What needs to be done: Collect every line that includes the string "value".

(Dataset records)
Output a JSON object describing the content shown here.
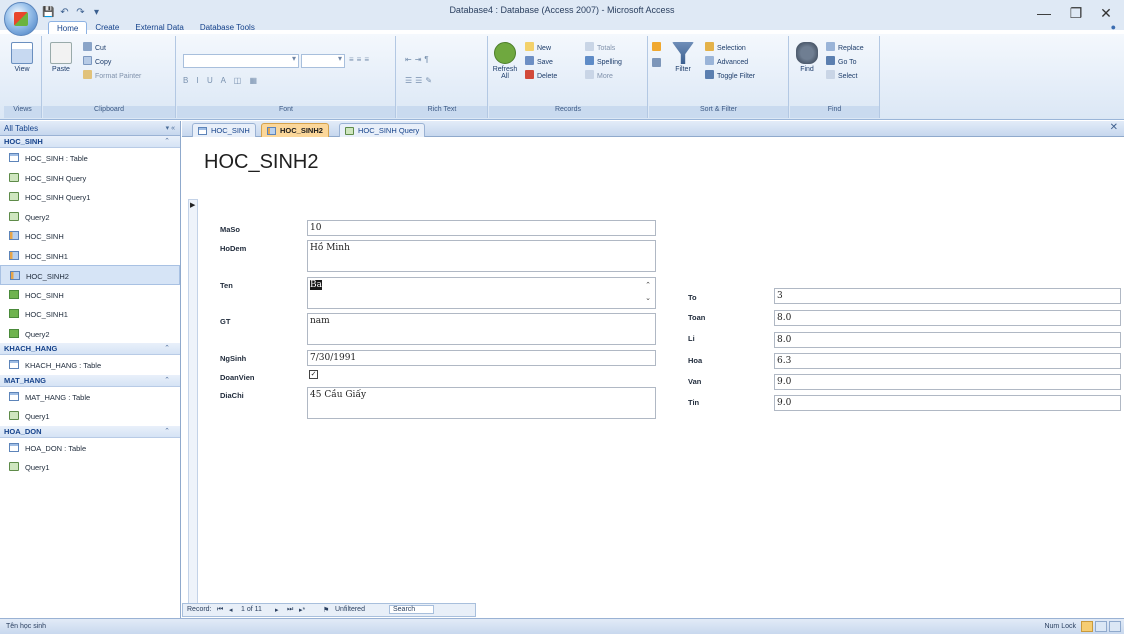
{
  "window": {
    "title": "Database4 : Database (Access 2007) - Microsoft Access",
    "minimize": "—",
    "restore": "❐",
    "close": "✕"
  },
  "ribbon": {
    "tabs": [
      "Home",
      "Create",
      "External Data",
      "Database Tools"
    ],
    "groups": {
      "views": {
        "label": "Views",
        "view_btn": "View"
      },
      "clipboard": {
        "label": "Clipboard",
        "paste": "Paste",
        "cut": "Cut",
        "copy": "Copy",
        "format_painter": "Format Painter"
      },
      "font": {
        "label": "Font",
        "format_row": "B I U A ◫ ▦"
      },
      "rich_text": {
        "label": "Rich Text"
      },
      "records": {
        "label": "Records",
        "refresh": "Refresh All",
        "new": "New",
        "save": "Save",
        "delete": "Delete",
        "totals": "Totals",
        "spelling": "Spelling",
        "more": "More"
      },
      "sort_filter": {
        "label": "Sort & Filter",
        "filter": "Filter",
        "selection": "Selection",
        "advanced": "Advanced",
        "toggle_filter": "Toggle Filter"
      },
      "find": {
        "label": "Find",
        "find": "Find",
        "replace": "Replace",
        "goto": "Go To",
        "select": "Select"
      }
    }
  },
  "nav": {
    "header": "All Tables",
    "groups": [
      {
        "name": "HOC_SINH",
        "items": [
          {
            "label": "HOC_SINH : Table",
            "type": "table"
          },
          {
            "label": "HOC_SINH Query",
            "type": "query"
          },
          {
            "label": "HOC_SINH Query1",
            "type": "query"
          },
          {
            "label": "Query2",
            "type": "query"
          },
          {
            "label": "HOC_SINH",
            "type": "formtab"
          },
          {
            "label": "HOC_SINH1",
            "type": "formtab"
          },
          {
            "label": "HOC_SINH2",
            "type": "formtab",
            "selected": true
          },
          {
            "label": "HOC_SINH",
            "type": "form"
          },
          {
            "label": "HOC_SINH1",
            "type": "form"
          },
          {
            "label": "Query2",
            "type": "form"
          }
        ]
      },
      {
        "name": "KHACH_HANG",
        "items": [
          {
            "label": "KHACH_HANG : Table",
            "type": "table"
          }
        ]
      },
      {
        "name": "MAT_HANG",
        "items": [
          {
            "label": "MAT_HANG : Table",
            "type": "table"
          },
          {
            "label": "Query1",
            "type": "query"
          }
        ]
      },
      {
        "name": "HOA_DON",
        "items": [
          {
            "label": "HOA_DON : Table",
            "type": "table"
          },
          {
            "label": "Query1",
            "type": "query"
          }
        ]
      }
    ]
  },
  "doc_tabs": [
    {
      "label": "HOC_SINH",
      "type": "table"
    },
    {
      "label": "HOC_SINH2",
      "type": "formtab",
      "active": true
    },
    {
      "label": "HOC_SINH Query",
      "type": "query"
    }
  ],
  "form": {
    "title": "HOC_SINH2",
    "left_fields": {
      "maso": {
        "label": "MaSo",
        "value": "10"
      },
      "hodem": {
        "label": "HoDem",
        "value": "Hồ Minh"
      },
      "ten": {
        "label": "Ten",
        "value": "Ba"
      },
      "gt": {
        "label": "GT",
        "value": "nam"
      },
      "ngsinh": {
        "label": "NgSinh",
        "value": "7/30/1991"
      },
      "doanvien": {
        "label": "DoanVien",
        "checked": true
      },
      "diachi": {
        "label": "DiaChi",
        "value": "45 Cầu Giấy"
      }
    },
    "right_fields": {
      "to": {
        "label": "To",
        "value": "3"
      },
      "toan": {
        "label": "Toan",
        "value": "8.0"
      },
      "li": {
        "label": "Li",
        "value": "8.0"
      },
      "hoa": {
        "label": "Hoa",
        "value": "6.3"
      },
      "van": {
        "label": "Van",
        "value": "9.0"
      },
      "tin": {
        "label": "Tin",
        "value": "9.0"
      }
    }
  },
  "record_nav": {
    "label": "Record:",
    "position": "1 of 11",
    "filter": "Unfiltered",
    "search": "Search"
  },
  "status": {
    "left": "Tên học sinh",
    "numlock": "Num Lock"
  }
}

Answer to the problem:
        "value": "10"
        "value": "Hồ Minh"
        "value": "Ba"
        "value": "nam"
        "value": "7/30/1991"
        "value": "45 Cầu Giấy"
        "value": "3"
        "value": "8.0"
        "value": "8.0"
        "value": "6.3"
        "value": "9.0"
        "value": "9.0"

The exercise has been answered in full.